─── Potongan Teks
NIHILKAN EGOISME-RELIGIUS KEMBANGKAN KERUKUNAN BERAGAMA.
NIHILKAN EGOISME-RELIGIUS KEMBANGKAN KERUKUNAN BERAGAMA.
Saya merasa sangat bergembira bisa hadir dalam acara yang bertajuk “Dialog Kerukunan Umat Beragama di Ambon” pada hari Sabtu, 19 September 2015. Tema dialog ini adalah “Rukun itu Indah”. Sebuah tema yang sangat cocok dengan Misi Pemerintah Ambon untuk mewujudkan “Ambon Sebagai Laboratorium Kerukunan Umat Beragama”.
Nuansa kerukunan beragama tersebut sudah tampak dalam kehadiran seluruh jajaran pemerintah daerah dan juga tokoh-tokoh agama. Hadir di dalam acara penting ini adalah Wakil Gubernur Ambon, Dr. Zeith Sahuburua, SH., MH., Pangdam Pattimura, Mayor Jenderal Doni Monardo, Kapolda Maluku yang diwakili oleh Direktur Reserse Polda Ambon, Rektor IAIN Ambon, Dr. Hasbollah Toisuta., Ketua STAKEN Ambon, Agustina., Kakanwil Kementerian Agama Ambon, Feisal Musaad, SPd., MPd., pimpinan keagamaan: MUI., PGI., KWI., WALUBI., PHDI dan juga MATAKIN. Acara ini dilakukan dalam rangka Menyongsong Pesta Paduan Suara Gerejawi (Perparawi) XI yang digekar di Ambon, 2-8 Oktober 2015.
Sebagai narasumber di dalam acara ini adalah, Pangdam Pattimura, Kapolda Maluku dan sejumlah tokoh umat beragama di Ambon. Acara yang digelar siang hari ini sangat luar biasa, karena nara sumber acara, Pangdam Pattimura, Mayjen Doni Monardo memberikan presentasi, yang sangat menarik tentang potensi pembangunan Ambon sebagai sarana untuk menihilkan konflik umat beragama dan menjaga kerukunan umat beragama. Beliau menawarkan konsep pembangunan dengan basis Emas Hijau, yaitu pembangunan masyarakat berbasis pada potensi sumber daya alam yang luar biasa di Ambon. Ada kayu gaharu, cengkeh, pala, lada, dan sejumlah potensi SDA lainnya. Kemudian membangun Ambon melalui strategi Emas Biru, yaitu mengembangkan potensi sumber daya maritim yang luar biasa hebatnya. Tidak hanya ikan dengan berbagai variannya, akan tetapi juga kepiting, tripang, rumput laut, udang, dan lainnya. Diinginkan agar teluk Ambon dibudidayakan dengan perikanan budi daya (keramba-keramba) dan bukan dengan mengandalkan produk tangkapan. Baginya, jika Ambon bisa dibangun dengan dua strategi ini, maka rakyat Ambon akan lebih sejahtera dibanding dengan masyarakat Indonesia lainnya.
──────
─── Kumpulan Entri
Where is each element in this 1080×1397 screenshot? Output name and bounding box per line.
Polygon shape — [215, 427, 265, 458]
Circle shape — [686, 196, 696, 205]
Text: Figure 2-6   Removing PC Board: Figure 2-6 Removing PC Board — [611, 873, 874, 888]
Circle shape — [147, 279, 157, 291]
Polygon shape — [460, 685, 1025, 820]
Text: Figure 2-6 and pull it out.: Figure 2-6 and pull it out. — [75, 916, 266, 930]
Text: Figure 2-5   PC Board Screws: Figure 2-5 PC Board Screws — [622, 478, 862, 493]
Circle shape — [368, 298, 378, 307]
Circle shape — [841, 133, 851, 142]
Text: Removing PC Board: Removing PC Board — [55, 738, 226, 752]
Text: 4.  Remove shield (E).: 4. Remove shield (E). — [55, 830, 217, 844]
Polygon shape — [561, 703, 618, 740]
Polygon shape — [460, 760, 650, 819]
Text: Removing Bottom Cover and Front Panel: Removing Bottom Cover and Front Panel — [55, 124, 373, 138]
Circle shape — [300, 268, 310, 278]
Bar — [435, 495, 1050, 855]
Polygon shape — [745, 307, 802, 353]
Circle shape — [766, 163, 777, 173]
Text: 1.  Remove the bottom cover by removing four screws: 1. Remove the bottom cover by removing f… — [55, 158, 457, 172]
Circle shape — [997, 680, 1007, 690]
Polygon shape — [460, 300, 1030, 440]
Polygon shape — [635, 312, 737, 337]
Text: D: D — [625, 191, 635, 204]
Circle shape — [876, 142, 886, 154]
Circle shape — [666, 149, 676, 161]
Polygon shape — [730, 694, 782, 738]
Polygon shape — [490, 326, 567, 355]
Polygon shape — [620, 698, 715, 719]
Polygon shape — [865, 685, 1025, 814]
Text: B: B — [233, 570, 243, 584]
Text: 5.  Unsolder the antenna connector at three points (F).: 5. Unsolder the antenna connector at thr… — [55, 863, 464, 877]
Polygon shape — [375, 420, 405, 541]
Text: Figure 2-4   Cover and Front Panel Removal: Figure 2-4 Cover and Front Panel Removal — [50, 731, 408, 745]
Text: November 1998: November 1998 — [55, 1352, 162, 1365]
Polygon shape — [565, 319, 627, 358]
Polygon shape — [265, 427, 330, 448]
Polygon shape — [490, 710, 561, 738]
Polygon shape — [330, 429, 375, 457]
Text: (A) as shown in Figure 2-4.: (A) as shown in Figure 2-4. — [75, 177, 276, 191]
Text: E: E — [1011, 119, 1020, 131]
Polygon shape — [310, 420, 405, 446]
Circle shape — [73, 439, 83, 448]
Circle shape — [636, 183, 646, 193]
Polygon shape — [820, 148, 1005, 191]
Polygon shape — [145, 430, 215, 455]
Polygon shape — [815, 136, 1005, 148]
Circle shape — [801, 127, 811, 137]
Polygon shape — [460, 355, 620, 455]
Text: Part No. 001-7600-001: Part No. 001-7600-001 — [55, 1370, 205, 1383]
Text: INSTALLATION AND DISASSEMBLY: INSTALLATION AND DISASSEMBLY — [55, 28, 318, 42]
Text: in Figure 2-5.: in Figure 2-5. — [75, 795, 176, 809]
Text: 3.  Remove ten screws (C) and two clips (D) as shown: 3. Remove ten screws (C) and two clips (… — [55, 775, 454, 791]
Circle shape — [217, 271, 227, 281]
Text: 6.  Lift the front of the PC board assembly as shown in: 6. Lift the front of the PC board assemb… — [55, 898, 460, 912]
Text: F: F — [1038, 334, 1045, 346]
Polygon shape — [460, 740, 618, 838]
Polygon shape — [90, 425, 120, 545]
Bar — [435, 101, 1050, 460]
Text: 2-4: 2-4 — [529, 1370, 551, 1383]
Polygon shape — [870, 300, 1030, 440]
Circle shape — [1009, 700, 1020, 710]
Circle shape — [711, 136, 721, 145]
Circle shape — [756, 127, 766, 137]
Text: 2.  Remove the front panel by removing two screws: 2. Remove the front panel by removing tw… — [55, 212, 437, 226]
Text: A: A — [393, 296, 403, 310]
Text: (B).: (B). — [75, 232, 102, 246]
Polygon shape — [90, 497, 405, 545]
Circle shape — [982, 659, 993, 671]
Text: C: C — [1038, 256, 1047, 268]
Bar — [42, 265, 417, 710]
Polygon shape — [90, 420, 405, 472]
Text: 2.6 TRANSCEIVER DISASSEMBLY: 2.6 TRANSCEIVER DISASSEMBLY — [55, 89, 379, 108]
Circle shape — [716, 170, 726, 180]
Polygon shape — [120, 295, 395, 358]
──────
Tugas - Salin tanpa perubahan bagian teks tentang dialog kerukunan umat beragama di Ambon, mulai dari "Nuansa kerukunan beragama" sampai dengan "2-8 Oktober 2015.".

Penyelesaian Latihan -
Nuansa kerukunan beragama tersebut sudah tampak dalam kehadiran seluruh jajaran pemerintah daerah dan juga tokoh-tokoh agama. Hadir di dalam acara penting ini adalah Wakil Gubernur Ambon, Dr. Zeith Sahuburua, SH., MH., Pangdam Pattimura, Mayor Jenderal Doni Monardo, Kapolda Maluku yang diwakili oleh Direktur Reserse Polda Ambon, Rektor IAIN Ambon, Dr. Hasbollah Toisuta., Ketua STAKEN Ambon, Agustina., Kakanwil Kementerian Agama Ambon, Feisal Musaad, SPd., MPd., pimpinan keagamaan: MUI., PGI., KWI., WALUBI., PHDI dan juga MATAKIN. Acara ini dilakukan dalam rangka Menyongsong Pesta Paduan Suara Gerejawi (Perparawi) XI yang digekar di Ambon, 2-8 Oktober 2015.